What is needed — All of the material below is to be retyped exactly.

* start Supplied data *

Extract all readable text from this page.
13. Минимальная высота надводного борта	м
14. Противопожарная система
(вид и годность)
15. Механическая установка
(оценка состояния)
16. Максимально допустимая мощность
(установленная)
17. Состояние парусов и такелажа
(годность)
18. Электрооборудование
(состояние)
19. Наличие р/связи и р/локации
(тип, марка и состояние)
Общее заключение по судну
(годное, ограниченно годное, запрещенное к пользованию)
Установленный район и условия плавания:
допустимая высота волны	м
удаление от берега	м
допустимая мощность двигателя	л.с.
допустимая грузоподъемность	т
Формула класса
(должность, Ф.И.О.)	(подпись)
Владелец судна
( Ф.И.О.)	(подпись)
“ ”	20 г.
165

* end Supplied data *

Result below —
Extract all readable text from this page.
13. Минимальная высота надводного борта	м
14. Противопожарная система
(вид и годность)
15. Механическая установка
(оценка состояния)
16. Максимально допустимая мощность
(установленная)
17. Состояние парусов и такелажа
(годность)
18. Электрооборудование
(состояние)
19. Наличие р/связи и р/локации
(тип, марка и состояние)
Общее заключение по судну
(годное, ограниченно годное, запрещенное к пользованию)
Установленный район и условия плавания:
допустимая высота волны	м
удаление от берега	м
допустимая мощность двигателя	л.с.
допустимая грузоподъемность	т
Формула класса
(должность, Ф.И.О.)	(подпись)
Владелец судна
( Ф.И.О.)	(подпись)
“ ”	20 г.
165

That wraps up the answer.